**INSTRUCTIONS FOR THE TASK**
Omit the images, then print each record below exactly as it reads.

Figure collection entries
------------------------

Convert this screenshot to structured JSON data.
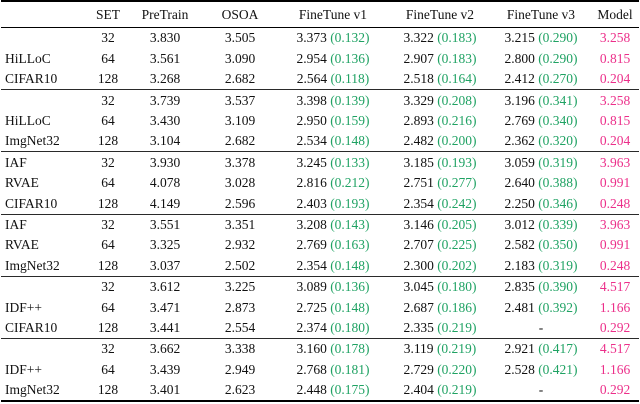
{
  "colors": {
    "delta_green": "#1fa263",
    "model_magenta": "#ec2f8a",
    "rule_black": "#000000"
  },
  "table": {
    "columns": [
      "",
      "SET",
      "PreTrain",
      "OSOA",
      "FineTune v1",
      "FineTune v2",
      "FineTune v3",
      "Model"
    ],
    "groups": [
      {
        "rows": [
          {
            "label": "",
            "set": "32",
            "pretrain": "3.830",
            "osoa": "3.505",
            "ft1": {
              "v": "3.373",
              "d": "(0.132)"
            },
            "ft2": {
              "v": "3.322",
              "d": "(0.183)"
            },
            "ft3": {
              "v": "3.215",
              "d": "(0.290)"
            },
            "model": "3.258"
          },
          {
            "label": "HiLLoC",
            "set": "64",
            "pretrain": "3.561",
            "osoa": "3.090",
            "ft1": {
              "v": "2.954",
              "d": "(0.136)"
            },
            "ft2": {
              "v": "2.907",
              "d": "(0.183)"
            },
            "ft3": {
              "v": "2.800",
              "d": "(0.290)"
            },
            "model": "0.815"
          },
          {
            "label": "CIFAR10",
            "set": "128",
            "pretrain": "3.268",
            "osoa": "2.682",
            "ft1": {
              "v": "2.564",
              "d": "(0.118)"
            },
            "ft2": {
              "v": "2.518",
              "d": "(0.164)"
            },
            "ft3": {
              "v": "2.412",
              "d": "(0.270)"
            },
            "model": "0.204"
          }
        ]
      },
      {
        "rows": [
          {
            "label": "",
            "set": "32",
            "pretrain": "3.739",
            "osoa": "3.537",
            "ft1": {
              "v": "3.398",
              "d": "(0.139)"
            },
            "ft2": {
              "v": "3.329",
              "d": "(0.208)"
            },
            "ft3": {
              "v": "3.196",
              "d": "(0.341)"
            },
            "model": "3.258"
          },
          {
            "label": "HiLLoC",
            "set": "64",
            "pretrain": "3.430",
            "osoa": "3.109",
            "ft1": {
              "v": "2.950",
              "d": "(0.159)"
            },
            "ft2": {
              "v": "2.893",
              "d": "(0.216)"
            },
            "ft3": {
              "v": "2.769",
              "d": "(0.340)"
            },
            "model": "0.815"
          },
          {
            "label": "ImgNet32",
            "set": "128",
            "pretrain": "3.104",
            "osoa": "2.682",
            "ft1": {
              "v": "2.534",
              "d": "(0.148)"
            },
            "ft2": {
              "v": "2.482",
              "d": "(0.200)"
            },
            "ft3": {
              "v": "2.362",
              "d": "(0.320)"
            },
            "model": "0.204"
          }
        ]
      },
      {
        "rows": [
          {
            "label": "IAF",
            "set": "32",
            "pretrain": "3.930",
            "osoa": "3.378",
            "ft1": {
              "v": "3.245",
              "d": "(0.133)"
            },
            "ft2": {
              "v": "3.185",
              "d": "(0.193)"
            },
            "ft3": {
              "v": "3.059",
              "d": "(0.319)"
            },
            "model": "3.963"
          },
          {
            "label": "RVAE",
            "set": "64",
            "pretrain": "4.078",
            "osoa": "3.028",
            "ft1": {
              "v": "2.816",
              "d": "(0.212)"
            },
            "ft2": {
              "v": "2.751",
              "d": "(0.277)"
            },
            "ft3": {
              "v": "2.640",
              "d": "(0.388)"
            },
            "model": "0.991"
          },
          {
            "label": "CIFAR10",
            "set": "128",
            "pretrain": "4.149",
            "osoa": "2.596",
            "ft1": {
              "v": "2.403",
              "d": "(0.193)"
            },
            "ft2": {
              "v": "2.354",
              "d": "(0.242)"
            },
            "ft3": {
              "v": "2.250",
              "d": "(0.346)"
            },
            "model": "0.248"
          }
        ]
      },
      {
        "rows": [
          {
            "label": "IAF",
            "set": "32",
            "pretrain": "3.551",
            "osoa": "3.351",
            "ft1": {
              "v": "3.208",
              "d": "(0.143)"
            },
            "ft2": {
              "v": "3.146",
              "d": "(0.205)"
            },
            "ft3": {
              "v": "3.012",
              "d": "(0.339)"
            },
            "model": "3.963"
          },
          {
            "label": "RVAE",
            "set": "64",
            "pretrain": "3.325",
            "osoa": "2.932",
            "ft1": {
              "v": "2.769",
              "d": "(0.163)"
            },
            "ft2": {
              "v": "2.707",
              "d": "(0.225)"
            },
            "ft3": {
              "v": "2.582",
              "d": "(0.350)"
            },
            "model": "0.991"
          },
          {
            "label": "ImgNet32",
            "set": "128",
            "pretrain": "3.037",
            "osoa": "2.502",
            "ft1": {
              "v": "2.354",
              "d": "(0.148)"
            },
            "ft2": {
              "v": "2.300",
              "d": "(0.202)"
            },
            "ft3": {
              "v": "2.183",
              "d": "(0.319)"
            },
            "model": "0.248"
          }
        ]
      },
      {
        "rows": [
          {
            "label": "",
            "set": "32",
            "pretrain": "3.612",
            "osoa": "3.225",
            "ft1": {
              "v": "3.089",
              "d": "(0.136)"
            },
            "ft2": {
              "v": "3.045",
              "d": "(0.180)"
            },
            "ft3": {
              "v": "2.835",
              "d": "(0.390)"
            },
            "model": "4.517"
          },
          {
            "label": "IDF++",
            "set": "64",
            "pretrain": "3.471",
            "osoa": "2.873",
            "ft1": {
              "v": "2.725",
              "d": "(0.148)"
            },
            "ft2": {
              "v": "2.687",
              "d": "(0.186)"
            },
            "ft3": {
              "v": "2.481",
              "d": "(0.392)"
            },
            "model": "1.166"
          },
          {
            "label": "CIFAR10",
            "set": "128",
            "pretrain": "3.441",
            "osoa": "2.554",
            "ft1": {
              "v": "2.374",
              "d": "(0.180)"
            },
            "ft2": {
              "v": "2.335",
              "d": "(0.219)"
            },
            "ft3": {
              "v": "-",
              "d": ""
            },
            "model": "0.292"
          }
        ]
      },
      {
        "rows": [
          {
            "label": "",
            "set": "32",
            "pretrain": "3.662",
            "osoa": "3.338",
            "ft1": {
              "v": "3.160",
              "d": "(0.178)"
            },
            "ft2": {
              "v": "3.119",
              "d": "(0.219)"
            },
            "ft3": {
              "v": "2.921",
              "d": "(0.417)"
            },
            "model": "4.517"
          },
          {
            "label": "IDF++",
            "set": "64",
            "pretrain": "3.439",
            "osoa": "2.949",
            "ft1": {
              "v": "2.768",
              "d": "(0.181)"
            },
            "ft2": {
              "v": "2.729",
              "d": "(0.220)"
            },
            "ft3": {
              "v": "2.528",
              "d": "(0.421)"
            },
            "model": "1.166"
          },
          {
            "label": "ImgNet32",
            "set": "128",
            "pretrain": "3.401",
            "osoa": "2.623",
            "ft1": {
              "v": "2.448",
              "d": "(0.175)"
            },
            "ft2": {
              "v": "2.404",
              "d": "(0.219)"
            },
            "ft3": {
              "v": "-",
              "d": ""
            },
            "model": "0.292"
          }
        ]
      }
    ]
  }
}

------------------------

**OUTPUT OF THE EXERCISE**
Convert this screenshot to structured JSON data.
{
  "colors": {
    "delta_green": "#1fa263",
    "model_magenta": "#ec2f8a",
    "rule_black": "#000000"
  },
  "table": {
    "columns": [
      "",
      "SET",
      "PreTrain",
      "OSOA",
      "FineTune v1",
      "FineTune v2",
      "FineTune v3",
      "Model"
    ],
    "groups": [
      {
        "rows": [
          {
            "label": "",
            "set": "32",
            "pretrain": "3.830",
            "osoa": "3.505",
            "ft1": {
              "v": "3.373",
              "d": "(0.132)"
            },
            "ft2": {
              "v": "3.322",
              "d": "(0.183)"
            },
            "ft3": {
              "v": "3.215",
              "d": "(0.290)"
            },
            "model": "3.258"
          },
          {
            "label": "HiLLoC",
            "set": "64",
            "pretrain": "3.561",
            "osoa": "3.090",
            "ft1": {
              "v": "2.954",
              "d": "(0.136)"
            },
            "ft2": {
              "v": "2.907",
              "d": "(0.183)"
            },
            "ft3": {
              "v": "2.800",
              "d": "(0.290)"
            },
            "model": "0.815"
          },
          {
            "label": "CIFAR10",
            "set": "128",
            "pretrain": "3.268",
            "osoa": "2.682",
            "ft1": {
              "v": "2.564",
              "d": "(0.118)"
            },
            "ft2": {
              "v": "2.518",
              "d": "(0.164)"
            },
            "ft3": {
              "v": "2.412",
              "d": "(0.270)"
            },
            "model": "0.204"
          }
        ]
      },
      {
        "rows": [
          {
            "label": "",
            "set": "32",
            "pretrain": "3.739",
            "osoa": "3.537",
            "ft1": {
              "v": "3.398",
              "d": "(0.139)"
            },
            "ft2": {
              "v": "3.329",
              "d": "(0.208)"
            },
            "ft3": {
              "v": "3.196",
              "d": "(0.341)"
            },
            "model": "3.258"
          },
          {
            "label": "HiLLoC",
            "set": "64",
            "pretrain": "3.430",
            "osoa": "3.109",
            "ft1": {
              "v": "2.950",
              "d": "(0.159)"
            },
            "ft2": {
              "v": "2.893",
              "d": "(0.216)"
            },
            "ft3": {
              "v": "2.769",
              "d": "(0.340)"
            },
            "model": "0.815"
          },
          {
            "label": "ImgNet32",
            "set": "128",
            "pretrain": "3.104",
            "osoa": "2.682",
            "ft1": {
              "v": "2.534",
              "d": "(0.148)"
            },
            "ft2": {
              "v": "2.482",
              "d": "(0.200)"
            },
            "ft3": {
              "v": "2.362",
              "d": "(0.320)"
            },
            "model": "0.204"
          }
        ]
      },
      {
        "rows": [
          {
            "label": "IAF",
            "set": "32",
            "pretrain": "3.930",
            "osoa": "3.378",
            "ft1": {
              "v": "3.245",
              "d": "(0.133)"
            },
            "ft2": {
              "v": "3.185",
              "d": "(0.193)"
            },
            "ft3": {
              "v": "3.059",
              "d": "(0.319)"
            },
            "model": "3.963"
          },
          {
            "label": "RVAE",
            "set": "64",
            "pretrain": "4.078",
            "osoa": "3.028",
            "ft1": {
              "v": "2.816",
              "d": "(0.212)"
            },
            "ft2": {
              "v": "2.751",
              "d": "(0.277)"
            },
            "ft3": {
              "v": "2.640",
              "d": "(0.388)"
            },
            "model": "0.991"
          },
          {
            "label": "CIFAR10",
            "set": "128",
            "pretrain": "4.149",
            "osoa": "2.596",
            "ft1": {
              "v": "2.403",
              "d": "(0.193)"
            },
            "ft2": {
              "v": "2.354",
              "d": "(0.242)"
            },
            "ft3": {
              "v": "2.250",
              "d": "(0.346)"
            },
            "model": "0.248"
          }
        ]
      },
      {
        "rows": [
          {
            "label": "IAF",
            "set": "32",
            "pretrain": "3.551",
            "osoa": "3.351",
            "ft1": {
              "v": "3.208",
              "d": "(0.143)"
            },
            "ft2": {
              "v": "3.146",
              "d": "(0.205)"
            },
            "ft3": {
              "v": "3.012",
              "d": "(0.339)"
            },
            "model": "3.963"
          },
          {
            "label": "RVAE",
            "set": "64",
            "pretrain": "3.325",
            "osoa": "2.932",
            "ft1": {
              "v": "2.769",
              "d": "(0.163)"
            },
            "ft2": {
              "v": "2.707",
              "d": "(0.225)"
            },
            "ft3": {
              "v": "2.582",
              "d": "(0.350)"
            },
            "model": "0.991"
          },
          {
            "label": "ImgNet32",
            "set": "128",
            "pretrain": "3.037",
            "osoa": "2.502",
            "ft1": {
              "v": "2.354",
              "d": "(0.148)"
            },
            "ft2": {
              "v": "2.300",
              "d": "(0.202)"
            },
            "ft3": {
              "v": "2.183",
              "d": "(0.319)"
            },
            "model": "0.248"
          }
        ]
      },
      {
        "rows": [
          {
            "label": "",
            "set": "32",
            "pretrain": "3.612",
            "osoa": "3.225",
            "ft1": {
              "v": "3.089",
              "d": "(0.136)"
            },
            "ft2": {
              "v": "3.045",
              "d": "(0.180)"
            },
            "ft3": {
              "v": "2.835",
              "d": "(0.390)"
            },
            "model": "4.517"
          },
          {
            "label": "IDF++",
            "set": "64",
            "pretrain": "3.471",
            "osoa": "2.873",
            "ft1": {
              "v": "2.725",
              "d": "(0.148)"
            },
            "ft2": {
              "v": "2.687",
              "d": "(0.186)"
            },
            "ft3": {
              "v": "2.481",
              "d": "(0.392)"
            },
            "model": "1.166"
          },
          {
            "label": "CIFAR10",
            "set": "128",
            "pretrain": "3.441",
            "osoa": "2.554",
            "ft1": {
              "v": "2.374",
              "d": "(0.180)"
            },
            "ft2": {
              "v": "2.335",
              "d": "(0.219)"
            },
            "ft3": {
              "v": "-",
              "d": ""
            },
            "model": "0.292"
          }
        ]
      },
      {
        "rows": [
          {
            "label": "",
            "set": "32",
            "pretrain": "3.662",
            "osoa": "3.338",
            "ft1": {
              "v": "3.160",
              "d": "(0.178)"
            },
            "ft2": {
              "v": "3.119",
              "d": "(0.219)"
            },
            "ft3": {
              "v": "2.921",
              "d": "(0.417)"
            },
            "model": "4.517"
          },
          {
            "label": "IDF++",
            "set": "64",
            "pretrain": "3.439",
            "osoa": "2.949",
            "ft1": {
              "v": "2.768",
              "d": "(0.181)"
            },
            "ft2": {
              "v": "2.729",
              "d": "(0.220)"
            },
            "ft3": {
              "v": "2.528",
              "d": "(0.421)"
            },
            "model": "1.166"
          },
          {
            "label": "ImgNet32",
            "set": "128",
            "pretrain": "3.401",
            "osoa": "2.623",
            "ft1": {
              "v": "2.448",
              "d": "(0.175)"
            },
            "ft2": {
              "v": "2.404",
              "d": "(0.219)"
            },
            "ft3": {
              "v": "-",
              "d": ""
            },
            "model": "0.292"
          }
        ]
      }
    ]
  }
}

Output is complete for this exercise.